* [WHAT IS REQUIRED]: Below are records; work out how many of their lines hold the string "text" and give that number alone.

[Stored entries]
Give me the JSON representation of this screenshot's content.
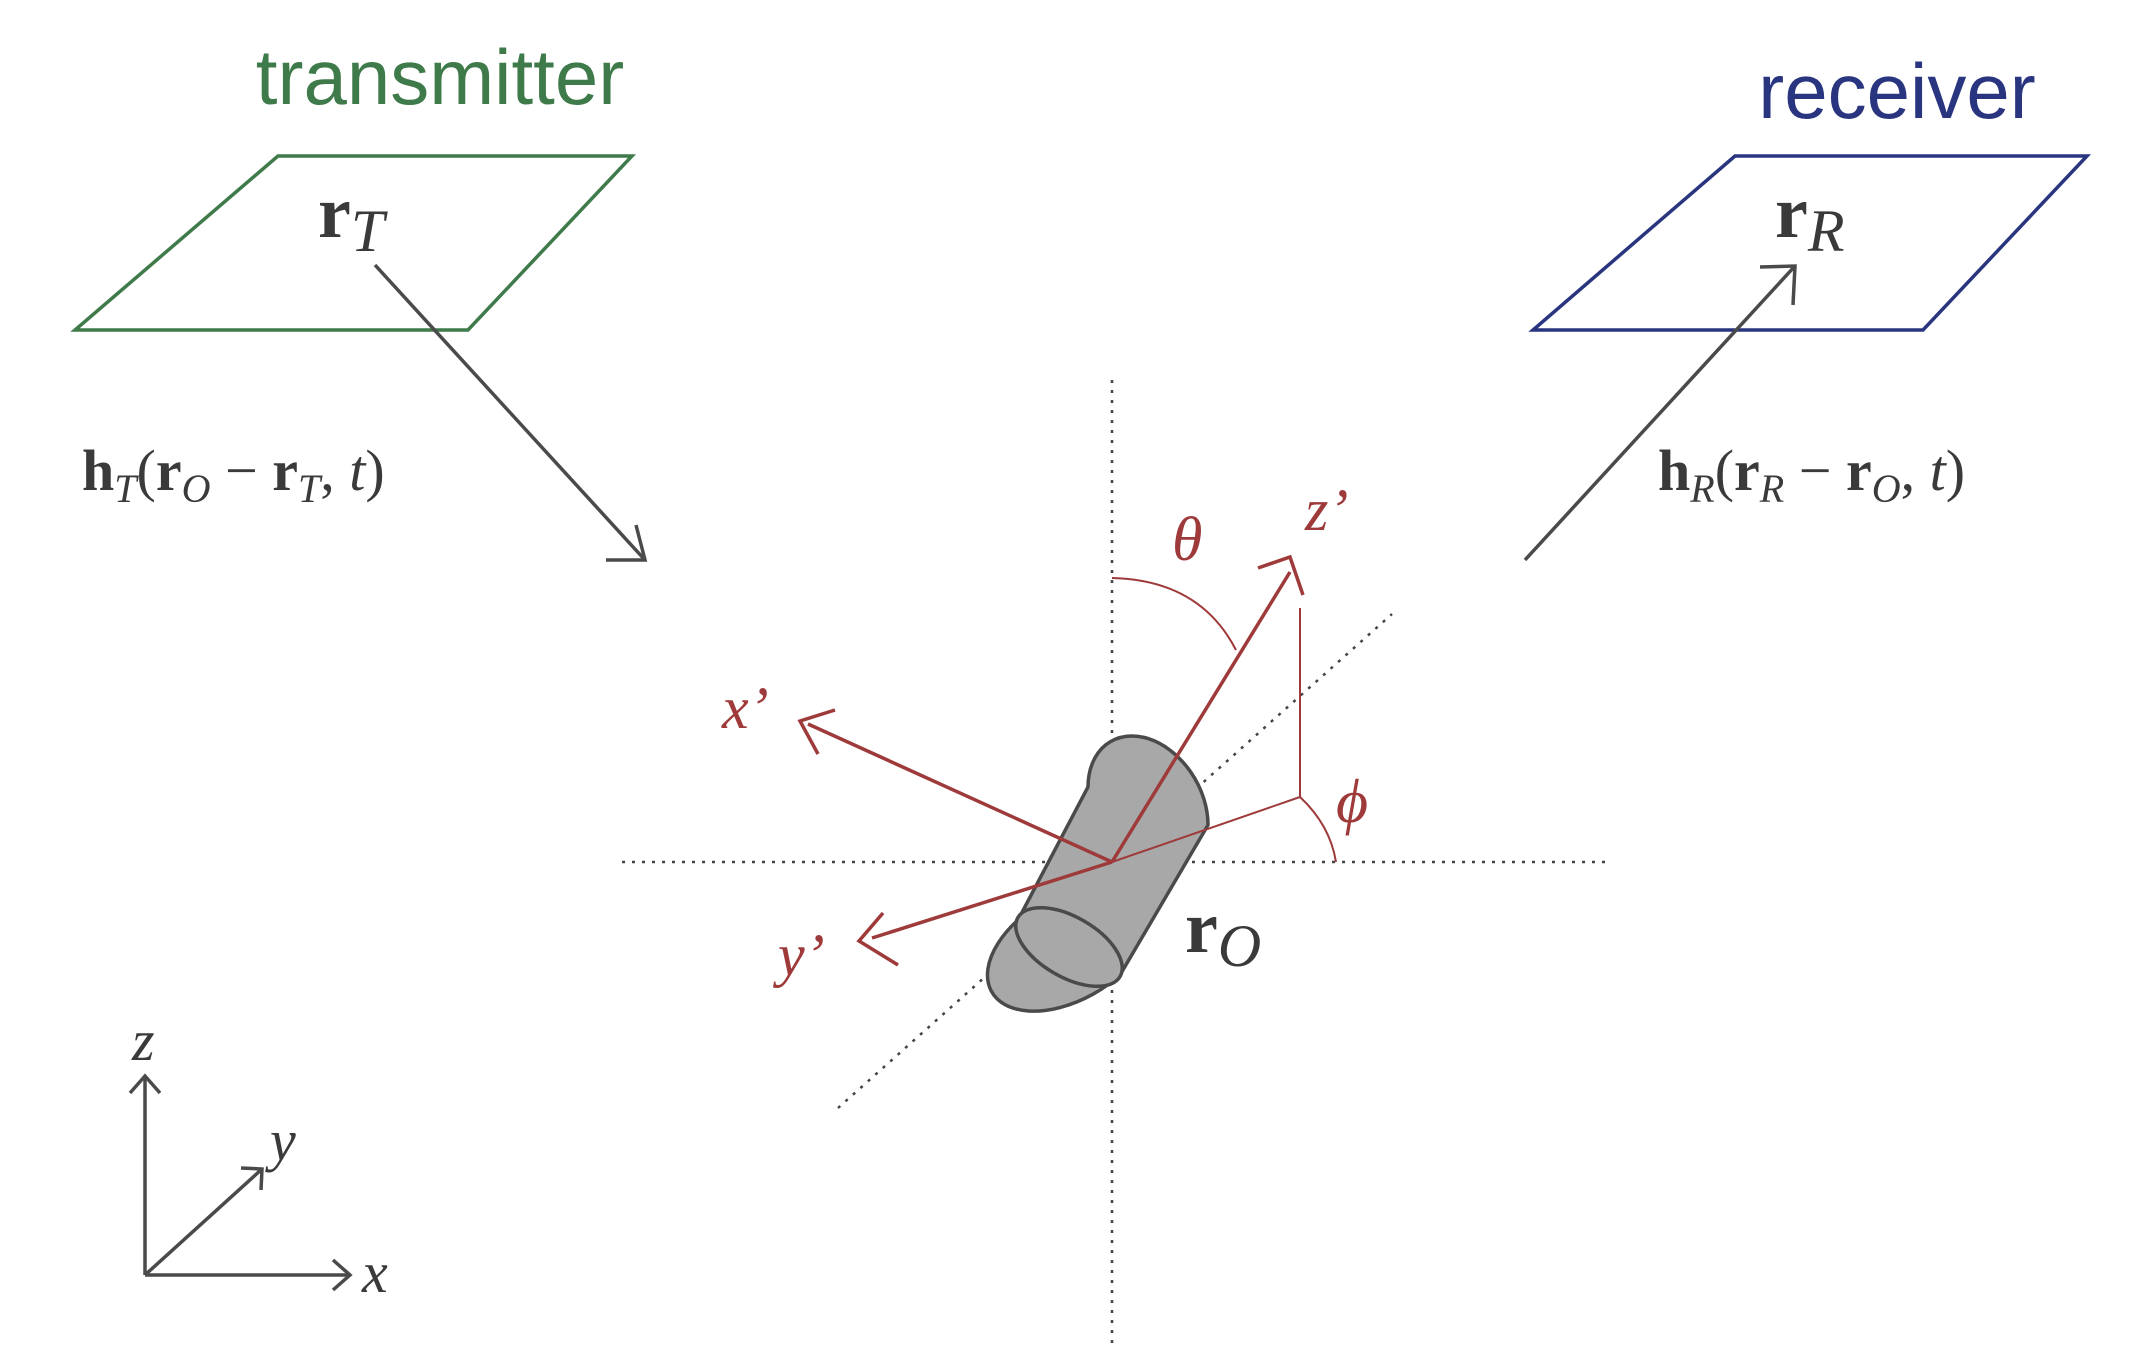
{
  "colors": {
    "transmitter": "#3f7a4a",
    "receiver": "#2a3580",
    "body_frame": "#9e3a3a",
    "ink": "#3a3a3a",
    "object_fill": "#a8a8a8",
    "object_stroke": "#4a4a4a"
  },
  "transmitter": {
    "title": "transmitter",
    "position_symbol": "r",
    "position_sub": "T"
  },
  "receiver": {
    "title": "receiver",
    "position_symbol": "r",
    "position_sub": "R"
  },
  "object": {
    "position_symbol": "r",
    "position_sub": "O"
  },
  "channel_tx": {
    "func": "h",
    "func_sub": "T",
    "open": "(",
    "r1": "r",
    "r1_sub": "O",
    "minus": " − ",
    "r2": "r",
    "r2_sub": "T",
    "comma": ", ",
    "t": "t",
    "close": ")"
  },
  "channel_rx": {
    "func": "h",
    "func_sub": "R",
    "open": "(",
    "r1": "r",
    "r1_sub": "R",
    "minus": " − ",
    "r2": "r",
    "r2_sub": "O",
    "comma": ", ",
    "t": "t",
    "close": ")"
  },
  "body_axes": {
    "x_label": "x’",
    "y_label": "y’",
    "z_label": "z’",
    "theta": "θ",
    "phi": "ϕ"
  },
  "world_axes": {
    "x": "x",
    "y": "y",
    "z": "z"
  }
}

--

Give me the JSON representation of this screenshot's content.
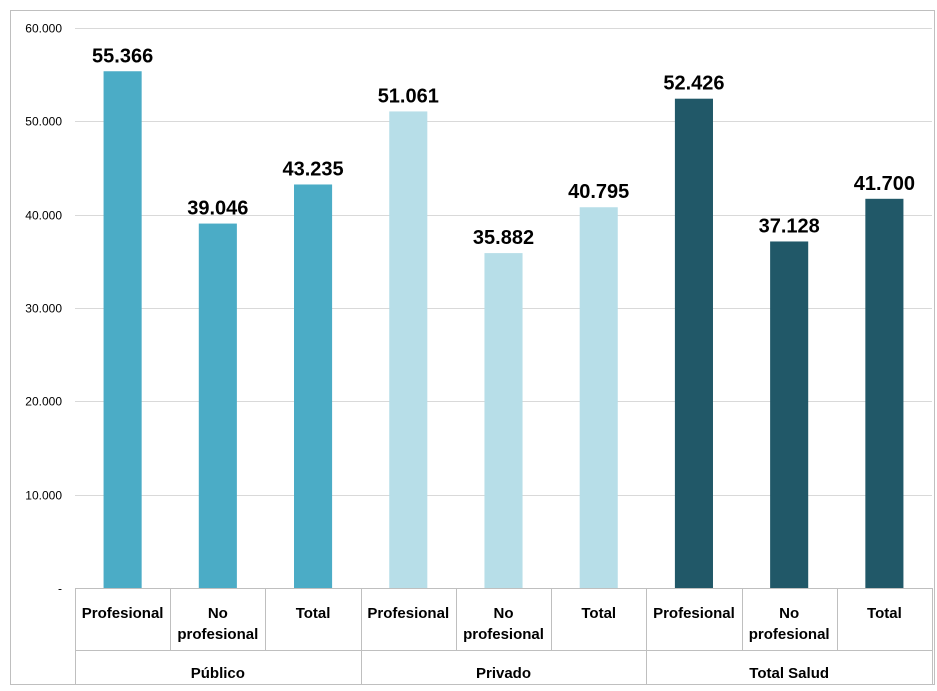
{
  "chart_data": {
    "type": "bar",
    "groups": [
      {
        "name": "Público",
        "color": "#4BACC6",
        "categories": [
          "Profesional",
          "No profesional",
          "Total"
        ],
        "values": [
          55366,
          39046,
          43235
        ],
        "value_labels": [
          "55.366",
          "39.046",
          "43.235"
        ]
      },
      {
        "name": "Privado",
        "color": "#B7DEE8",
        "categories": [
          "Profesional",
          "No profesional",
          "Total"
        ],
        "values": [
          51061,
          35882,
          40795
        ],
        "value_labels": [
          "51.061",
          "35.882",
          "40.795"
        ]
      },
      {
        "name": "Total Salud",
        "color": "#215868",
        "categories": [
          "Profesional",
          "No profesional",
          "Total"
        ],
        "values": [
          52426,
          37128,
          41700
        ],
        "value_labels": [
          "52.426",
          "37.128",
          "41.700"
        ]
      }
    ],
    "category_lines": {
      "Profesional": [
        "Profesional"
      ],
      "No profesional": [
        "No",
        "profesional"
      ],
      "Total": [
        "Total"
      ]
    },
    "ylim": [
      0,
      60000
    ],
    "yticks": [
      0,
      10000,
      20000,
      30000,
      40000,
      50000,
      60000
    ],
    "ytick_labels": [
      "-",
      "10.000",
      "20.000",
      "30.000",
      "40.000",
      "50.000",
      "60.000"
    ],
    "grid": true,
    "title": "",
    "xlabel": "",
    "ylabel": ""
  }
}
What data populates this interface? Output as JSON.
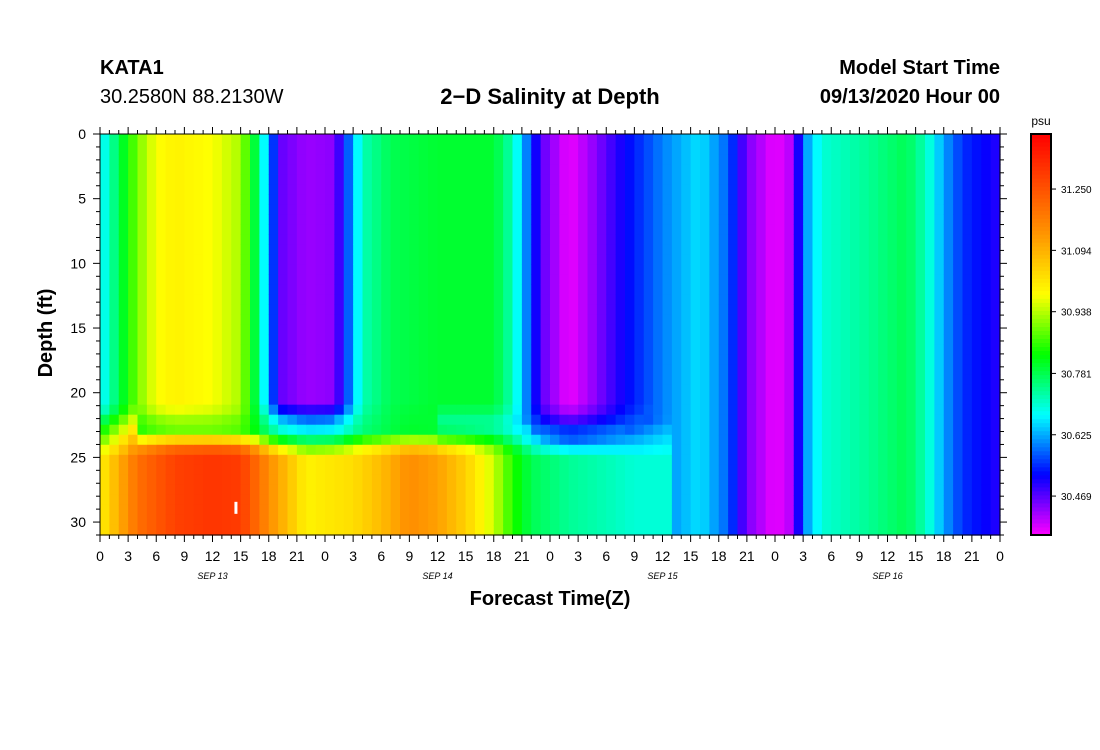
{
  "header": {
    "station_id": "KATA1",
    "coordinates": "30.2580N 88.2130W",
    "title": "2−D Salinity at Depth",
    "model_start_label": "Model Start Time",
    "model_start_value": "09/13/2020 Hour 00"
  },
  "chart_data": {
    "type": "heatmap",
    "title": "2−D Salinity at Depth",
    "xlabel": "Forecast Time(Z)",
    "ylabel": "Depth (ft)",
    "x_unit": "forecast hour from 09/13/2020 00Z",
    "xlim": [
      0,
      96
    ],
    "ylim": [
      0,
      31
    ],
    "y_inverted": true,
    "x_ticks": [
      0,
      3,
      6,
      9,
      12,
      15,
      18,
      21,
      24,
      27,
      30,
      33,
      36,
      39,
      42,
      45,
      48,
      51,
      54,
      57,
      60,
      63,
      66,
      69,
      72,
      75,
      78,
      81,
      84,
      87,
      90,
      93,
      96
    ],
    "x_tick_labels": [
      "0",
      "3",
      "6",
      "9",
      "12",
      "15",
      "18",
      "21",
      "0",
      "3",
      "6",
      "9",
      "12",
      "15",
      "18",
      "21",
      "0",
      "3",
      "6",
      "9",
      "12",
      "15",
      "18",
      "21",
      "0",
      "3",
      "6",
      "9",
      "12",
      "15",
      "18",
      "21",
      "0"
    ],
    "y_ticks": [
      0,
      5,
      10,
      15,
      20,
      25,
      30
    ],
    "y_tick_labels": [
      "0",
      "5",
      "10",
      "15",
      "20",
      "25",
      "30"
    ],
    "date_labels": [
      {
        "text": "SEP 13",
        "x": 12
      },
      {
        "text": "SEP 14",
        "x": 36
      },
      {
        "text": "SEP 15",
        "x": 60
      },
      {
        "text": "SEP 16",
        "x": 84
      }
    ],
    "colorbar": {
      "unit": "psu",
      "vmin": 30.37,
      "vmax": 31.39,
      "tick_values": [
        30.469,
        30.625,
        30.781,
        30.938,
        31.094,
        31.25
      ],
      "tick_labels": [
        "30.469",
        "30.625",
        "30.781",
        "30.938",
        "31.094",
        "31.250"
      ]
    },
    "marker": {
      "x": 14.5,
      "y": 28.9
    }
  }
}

* [SOLUTION FOR THIS TASK]: 4